◆ Stated exercise
Exactly as given, repeat all of the entries.

◆ Input records
>>
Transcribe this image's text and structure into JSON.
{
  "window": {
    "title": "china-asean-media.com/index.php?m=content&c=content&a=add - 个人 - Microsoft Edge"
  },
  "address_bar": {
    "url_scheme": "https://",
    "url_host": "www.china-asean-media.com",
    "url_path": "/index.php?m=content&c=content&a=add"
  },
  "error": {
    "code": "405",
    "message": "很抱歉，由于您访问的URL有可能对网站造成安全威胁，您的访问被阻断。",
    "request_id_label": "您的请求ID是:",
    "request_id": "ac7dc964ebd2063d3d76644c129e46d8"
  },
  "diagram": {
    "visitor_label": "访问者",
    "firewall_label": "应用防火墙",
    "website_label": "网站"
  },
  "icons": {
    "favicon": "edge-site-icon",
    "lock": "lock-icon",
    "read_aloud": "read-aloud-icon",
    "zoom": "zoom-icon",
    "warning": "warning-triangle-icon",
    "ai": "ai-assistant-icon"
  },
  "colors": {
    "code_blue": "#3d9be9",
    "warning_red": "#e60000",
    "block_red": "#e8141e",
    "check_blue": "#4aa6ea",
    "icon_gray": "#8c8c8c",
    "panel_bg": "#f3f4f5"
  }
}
<<
◆ Task result
Transcribe this image's text and structure into JSON.
{
  "window": {
    "title": "china-asean-media.com/index.php?m=content&c=content&a=add - 个人 - Microsoft Edge"
  },
  "address_bar": {
    "url_scheme": "https://",
    "url_host": "www.china-asean-media.com",
    "url_path": "/index.php?m=content&c=content&a=add"
  },
  "error": {
    "code": "405",
    "message": "很抱歉，由于您访问的URL有可能对网站造成安全威胁，您的访问被阻断。",
    "request_id_label": "您的请求ID是:",
    "request_id": "ac7dc964ebd2063d3d76644c129e46d8"
  },
  "diagram": {
    "visitor_label": "访问者",
    "firewall_label": "应用防火墙",
    "website_label": "网站"
  },
  "icons": {
    "favicon": "edge-site-icon",
    "lock": "lock-icon",
    "read_aloud": "read-aloud-icon",
    "zoom": "zoom-icon",
    "warning": "warning-triangle-icon",
    "ai": "ai-assistant-icon"
  },
  "colors": {
    "code_blue": "#3d9be9",
    "warning_red": "#e60000",
    "block_red": "#e8141e",
    "check_blue": "#4aa6ea",
    "icon_gray": "#8c8c8c",
    "panel_bg": "#f3f4f5"
  }
}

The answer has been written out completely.